- _Stated task_
Reproduce each of the records below line for line, leaving every character unchanged.

- _Stored rows_

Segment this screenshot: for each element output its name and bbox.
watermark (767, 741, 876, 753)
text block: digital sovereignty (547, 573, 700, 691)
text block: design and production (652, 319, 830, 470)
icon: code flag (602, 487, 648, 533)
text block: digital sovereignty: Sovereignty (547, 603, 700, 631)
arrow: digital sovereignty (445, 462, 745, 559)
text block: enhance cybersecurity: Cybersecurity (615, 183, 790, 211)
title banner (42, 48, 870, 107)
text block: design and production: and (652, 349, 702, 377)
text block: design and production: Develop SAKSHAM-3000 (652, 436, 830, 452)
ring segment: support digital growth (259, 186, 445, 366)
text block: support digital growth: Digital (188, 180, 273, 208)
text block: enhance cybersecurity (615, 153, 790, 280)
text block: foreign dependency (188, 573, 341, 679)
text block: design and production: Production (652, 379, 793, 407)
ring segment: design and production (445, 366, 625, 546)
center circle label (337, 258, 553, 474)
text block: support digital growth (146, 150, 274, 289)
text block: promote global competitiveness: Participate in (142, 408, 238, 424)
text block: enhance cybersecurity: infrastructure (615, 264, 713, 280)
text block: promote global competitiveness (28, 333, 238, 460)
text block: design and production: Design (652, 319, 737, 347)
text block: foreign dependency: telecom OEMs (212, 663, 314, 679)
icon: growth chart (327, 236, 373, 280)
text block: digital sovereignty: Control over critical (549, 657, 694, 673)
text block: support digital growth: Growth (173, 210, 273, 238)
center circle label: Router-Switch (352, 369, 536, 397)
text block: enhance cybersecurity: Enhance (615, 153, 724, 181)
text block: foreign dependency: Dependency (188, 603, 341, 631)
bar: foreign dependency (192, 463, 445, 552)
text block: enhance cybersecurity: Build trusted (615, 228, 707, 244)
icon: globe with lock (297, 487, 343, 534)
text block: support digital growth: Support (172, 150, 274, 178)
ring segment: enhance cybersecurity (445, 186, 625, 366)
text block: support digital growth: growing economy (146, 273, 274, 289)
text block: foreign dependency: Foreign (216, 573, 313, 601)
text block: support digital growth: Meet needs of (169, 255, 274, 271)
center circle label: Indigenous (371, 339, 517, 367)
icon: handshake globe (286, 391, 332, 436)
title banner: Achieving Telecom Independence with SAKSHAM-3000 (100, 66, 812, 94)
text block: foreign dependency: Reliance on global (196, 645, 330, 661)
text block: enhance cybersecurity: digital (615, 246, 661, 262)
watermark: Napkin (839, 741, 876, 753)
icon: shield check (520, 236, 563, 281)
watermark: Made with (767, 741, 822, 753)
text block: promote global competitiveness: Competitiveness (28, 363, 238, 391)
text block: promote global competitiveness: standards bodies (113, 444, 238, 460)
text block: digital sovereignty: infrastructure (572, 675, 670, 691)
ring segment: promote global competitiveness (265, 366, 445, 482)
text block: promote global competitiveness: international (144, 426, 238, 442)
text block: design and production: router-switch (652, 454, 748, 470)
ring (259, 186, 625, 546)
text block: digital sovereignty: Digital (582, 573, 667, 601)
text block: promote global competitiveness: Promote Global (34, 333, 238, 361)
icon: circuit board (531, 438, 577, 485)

- _Output for this task_
Segment this screenshot: for each element output its name and bbox.
watermark (767, 741, 876, 753)
text block: digital sovereignty (547, 573, 700, 691)
text block: design and production (652, 319, 830, 470)
icon: code flag (602, 487, 648, 533)
text block: digital sovereignty: Sovereignty (547, 603, 700, 631)
arrow: digital sovereignty (445, 462, 745, 559)
text block: enhance cybersecurity: Cybersecurity (615, 183, 790, 211)
title banner (42, 48, 870, 107)
text block: design and production: and (652, 349, 702, 377)
text block: design and production: Develop SAKSHAM-3000 (652, 436, 830, 452)
ring segment: support digital growth (259, 186, 445, 366)
text block: support digital growth: Digital (188, 180, 273, 208)
text block: enhance cybersecurity (615, 153, 790, 280)
text block: foreign dependency (188, 573, 341, 679)
text block: design and production: Production (652, 379, 793, 407)
ring segment: design and production (445, 366, 625, 546)
center circle label (337, 258, 553, 474)
text block: support digital growth (146, 150, 274, 289)
text block: promote global competitiveness: Participate in (142, 408, 238, 424)
text block: enhance cybersecurity: infrastructure (615, 264, 713, 280)
text block: promote global competitiveness (28, 333, 238, 460)
text block: design and production: Design (652, 319, 737, 347)
text block: foreign dependency: telecom OEMs (212, 663, 314, 679)
icon: growth chart (327, 236, 373, 280)
text block: digital sovereignty: Control over critical (549, 657, 694, 673)
text block: support digital growth: Growth (173, 210, 273, 238)
center circle label: Router-Switch (352, 369, 536, 397)
text block: enhance cybersecurity: Enhance (615, 153, 724, 181)
text block: foreign dependency: Dependency (188, 603, 341, 631)
bar: foreign dependency (192, 463, 445, 552)
text block: enhance cybersecurity: Build trusted (615, 228, 707, 244)
icon: globe with lock (297, 487, 343, 534)
text block: support digital growth: Support (172, 150, 274, 178)
ring segment: enhance cybersecurity (445, 186, 625, 366)
text block: support digital growth: growing economy (146, 273, 274, 289)
text block: foreign dependency: Foreign (216, 573, 313, 601)
text block: support digital growth: Meet needs of (169, 255, 274, 271)
center circle label: Indigenous (371, 339, 517, 367)
icon: handshake globe (286, 391, 332, 436)
title banner: Achieving Telecom Independence with SAKSHAM-3000 (100, 66, 812, 94)
text block: foreign dependency: Reliance on global (196, 645, 330, 661)
text block: enhance cybersecurity: digital (615, 246, 661, 262)
watermark: Napkin (839, 741, 876, 753)
icon: shield check (520, 236, 563, 281)
watermark: Made with (767, 741, 822, 753)
text block: promote global competitiveness: Competitiveness (28, 363, 238, 391)
text block: promote global competitiveness: standards bodies (113, 444, 238, 460)
text block: digital sovereignty: infrastructure (572, 675, 670, 691)
ring segment: promote global competitiveness (265, 366, 445, 482)
text block: promote global competitiveness: international (144, 426, 238, 442)
text block: design and production: router-switch (652, 454, 748, 470)
ring (259, 186, 625, 546)
text block: digital sovereignty: Digital (582, 573, 667, 601)
text block: promote global competitiveness: Promote Global (34, 333, 238, 361)
icon: circuit board (531, 438, 577, 485)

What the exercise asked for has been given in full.